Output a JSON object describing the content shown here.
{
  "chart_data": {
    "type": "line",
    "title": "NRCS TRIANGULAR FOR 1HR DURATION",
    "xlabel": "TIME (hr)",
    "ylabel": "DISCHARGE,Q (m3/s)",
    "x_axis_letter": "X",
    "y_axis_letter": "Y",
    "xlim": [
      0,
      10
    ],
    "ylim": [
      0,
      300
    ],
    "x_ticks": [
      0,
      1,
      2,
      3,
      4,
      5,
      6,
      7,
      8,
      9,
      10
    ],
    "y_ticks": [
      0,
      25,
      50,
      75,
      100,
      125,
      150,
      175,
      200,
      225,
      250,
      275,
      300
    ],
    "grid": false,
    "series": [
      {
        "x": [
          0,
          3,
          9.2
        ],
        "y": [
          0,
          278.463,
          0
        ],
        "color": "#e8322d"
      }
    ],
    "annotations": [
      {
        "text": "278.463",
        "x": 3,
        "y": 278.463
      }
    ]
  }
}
▬▬▬▬▬▬▬▬▬▬
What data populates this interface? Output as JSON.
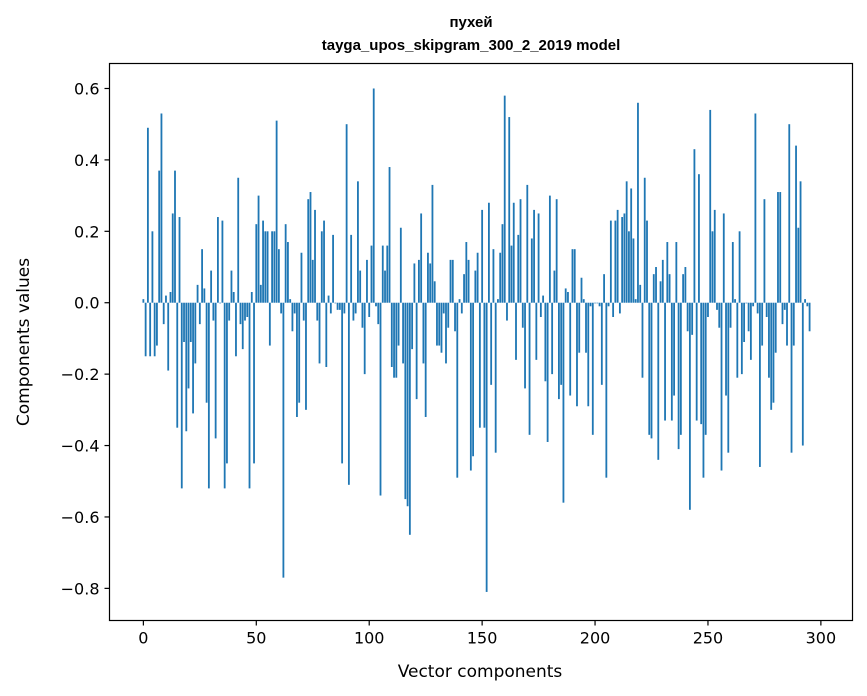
▬▬▬▬▬▬▬▬▬▬
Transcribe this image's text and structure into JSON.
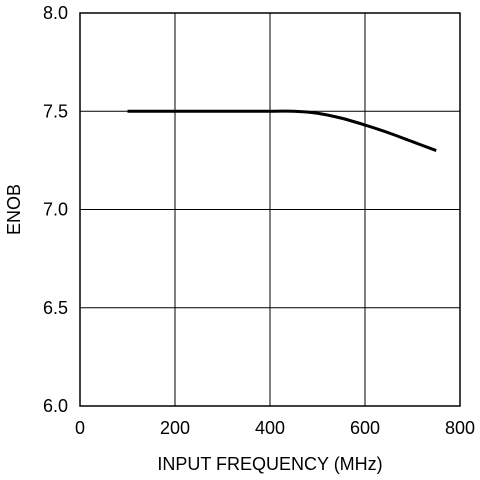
▬▬▬▬▬▬▬▬▬▬
In the entries above, count each line holding "this" and report the total and nothing more.

2